**Task statement**
In the material below, find every line with "дата" and pull it out.

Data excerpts
==================================================

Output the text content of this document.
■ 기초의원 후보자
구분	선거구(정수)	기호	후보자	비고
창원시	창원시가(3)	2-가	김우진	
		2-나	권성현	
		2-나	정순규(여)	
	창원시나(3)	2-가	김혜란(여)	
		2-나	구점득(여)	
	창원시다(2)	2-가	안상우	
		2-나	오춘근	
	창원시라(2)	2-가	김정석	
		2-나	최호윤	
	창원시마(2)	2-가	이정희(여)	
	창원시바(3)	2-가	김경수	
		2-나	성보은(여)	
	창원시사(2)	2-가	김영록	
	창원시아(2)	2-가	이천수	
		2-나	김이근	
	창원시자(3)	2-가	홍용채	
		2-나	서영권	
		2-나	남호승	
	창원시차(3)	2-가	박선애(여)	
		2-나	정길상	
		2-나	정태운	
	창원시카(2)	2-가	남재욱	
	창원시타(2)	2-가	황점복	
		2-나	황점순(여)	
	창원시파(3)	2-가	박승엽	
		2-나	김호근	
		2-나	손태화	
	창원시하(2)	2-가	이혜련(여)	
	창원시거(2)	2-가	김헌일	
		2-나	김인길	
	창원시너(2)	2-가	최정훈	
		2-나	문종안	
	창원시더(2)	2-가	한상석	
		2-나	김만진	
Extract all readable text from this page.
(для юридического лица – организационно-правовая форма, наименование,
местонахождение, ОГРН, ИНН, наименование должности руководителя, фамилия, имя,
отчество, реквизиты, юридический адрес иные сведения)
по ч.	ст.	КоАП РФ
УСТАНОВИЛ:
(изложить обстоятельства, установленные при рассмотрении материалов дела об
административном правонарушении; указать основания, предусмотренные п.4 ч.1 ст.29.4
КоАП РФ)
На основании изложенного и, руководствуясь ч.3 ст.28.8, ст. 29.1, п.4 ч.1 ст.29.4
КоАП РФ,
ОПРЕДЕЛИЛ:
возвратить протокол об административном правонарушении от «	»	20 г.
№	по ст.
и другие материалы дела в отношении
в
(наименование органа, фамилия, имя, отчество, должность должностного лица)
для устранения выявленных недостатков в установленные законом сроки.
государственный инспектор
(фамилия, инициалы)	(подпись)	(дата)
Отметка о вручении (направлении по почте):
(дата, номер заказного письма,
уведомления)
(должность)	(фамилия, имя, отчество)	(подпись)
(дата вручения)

==================================================

**Written solution**
(фамилия, инициалы)	(подпись)	(дата)
(дата, номер заказного письма,
(дата вручения)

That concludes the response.